Text provided:
Segment Open

Generate grounded responses with send
Use send to request chat-style completions that can include up-to-date web context and citations. Keep model choice and system instructions explicit so response quality and latency are predictable.
const baseUrl = "https://api.example.com/api/v1";
const tenantId = "<TENANT_ID>";
const apiKey = "<API_KEY>";
async function summarizeRegulatoryUpdate(integrationId: string) {
const response = await fetch(`${baseUrl}/integrations/${encodeURIComponent(integrationId)}/execute`, {
method: "POST",
headers: {
"X-API-Key": apiKey,
"X-Tenant-ID": tenantId,
"Content-Type": "application/json",
},
body: JSON.stringify({
operation: "send",
endpoint: "chat/completions",
data: {
model: "llama-3.1-sonar-large-128k-online",
messages: [
{
role: "system",
content: "Return concise enterprise-ready summaries and include citations."
},
{
role: "user",
content: "Summarize this week's major AI governance policy updates in three bullet points."
}
},
temperature: 0.2,
max_tokens: 500
}
}),
});
if (!response.ok) throw new Error(`Request failed: ${response.status}`);
return response.json();
}curl -X POST "https://api.example.com/api/v1/integrations/<ENTITY_ID>/execute" \
-H "X-API-Key: <API_KEY>" \
-H "X-Tenant-ID: <TENANT_ID>" \
-H "Content-Type: application/json" \
-d '{
"operation": "send",
"endpoint": "chat/completions",
"data": {
"model": "llama-3.1-sonar-large-128k-online",
"messages": [
{
"role": "system",
"content": "Return concise enterprise-ready summaries and include citations."
},
{
"role": "user",
"content": "Summarize this week's major AI governance policy updates in three bullet points."
}
],
"temperature": 0.2,
"max_tokens": 500
}
}'
{
"success": true,
"result": {
"id": "pplx-123456",
"model": "llama-3.1-sonar-large-128k-online",
"choices": [
{
"message": {
"role": "assistant",
"content": "- Policy update one...\n- Policy update two...\n- Policy update three...",
"citations": [
{
"url": "https://example.com/policy-update"

Segment Closed

Questions:
A. According to the send documentation, why should model choice and system instructions be kept explicit?
B. From the send documentation, transcribe the passage starting at "Generate grounded responses" and ending at "latency are predictable.".

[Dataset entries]

Segment Open

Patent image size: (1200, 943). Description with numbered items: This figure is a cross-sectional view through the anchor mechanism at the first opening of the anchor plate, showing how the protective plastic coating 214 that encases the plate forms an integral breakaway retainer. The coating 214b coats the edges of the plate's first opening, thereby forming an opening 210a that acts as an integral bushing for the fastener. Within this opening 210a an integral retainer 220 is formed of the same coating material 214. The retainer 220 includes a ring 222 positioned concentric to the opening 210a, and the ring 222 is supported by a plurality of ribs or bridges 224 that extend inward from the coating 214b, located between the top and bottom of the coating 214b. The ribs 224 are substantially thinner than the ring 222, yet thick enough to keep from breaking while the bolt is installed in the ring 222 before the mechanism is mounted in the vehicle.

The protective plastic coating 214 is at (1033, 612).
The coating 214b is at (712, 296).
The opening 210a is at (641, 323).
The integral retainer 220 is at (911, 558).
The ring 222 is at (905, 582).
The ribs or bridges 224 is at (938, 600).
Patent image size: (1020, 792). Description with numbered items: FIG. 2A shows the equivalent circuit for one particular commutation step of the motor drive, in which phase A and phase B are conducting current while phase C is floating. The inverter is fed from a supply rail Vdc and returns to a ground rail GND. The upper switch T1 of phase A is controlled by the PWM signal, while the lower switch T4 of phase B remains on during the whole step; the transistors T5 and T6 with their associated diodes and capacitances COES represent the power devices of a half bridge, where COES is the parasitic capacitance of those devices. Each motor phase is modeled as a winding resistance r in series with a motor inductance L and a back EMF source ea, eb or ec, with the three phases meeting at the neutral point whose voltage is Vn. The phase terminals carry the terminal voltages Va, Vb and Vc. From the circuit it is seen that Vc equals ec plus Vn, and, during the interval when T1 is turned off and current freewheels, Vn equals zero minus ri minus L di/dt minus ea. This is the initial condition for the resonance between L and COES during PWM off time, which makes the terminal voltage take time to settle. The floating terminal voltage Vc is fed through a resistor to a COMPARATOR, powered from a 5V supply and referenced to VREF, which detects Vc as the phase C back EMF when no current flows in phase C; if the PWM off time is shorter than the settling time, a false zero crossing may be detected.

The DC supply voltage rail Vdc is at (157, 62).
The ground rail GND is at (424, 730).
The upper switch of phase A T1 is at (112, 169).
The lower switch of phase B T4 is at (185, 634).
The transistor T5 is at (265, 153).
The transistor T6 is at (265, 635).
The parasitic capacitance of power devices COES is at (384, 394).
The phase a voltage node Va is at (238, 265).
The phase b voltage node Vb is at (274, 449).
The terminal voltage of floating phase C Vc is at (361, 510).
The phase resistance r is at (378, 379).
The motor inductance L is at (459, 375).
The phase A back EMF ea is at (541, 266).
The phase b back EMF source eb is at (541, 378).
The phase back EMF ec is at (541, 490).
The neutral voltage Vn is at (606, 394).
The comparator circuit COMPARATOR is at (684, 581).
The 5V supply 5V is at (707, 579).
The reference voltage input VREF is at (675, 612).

Segment Closed

Results for each task:
A. Keeping them explicit makes response quality and latency predictable.

B.
Generate grounded responses with send
Use send to request chat-style completions that can include up-to-date web context and citations. Keep model choice and system instructions explicit so response quality and latency are predictable.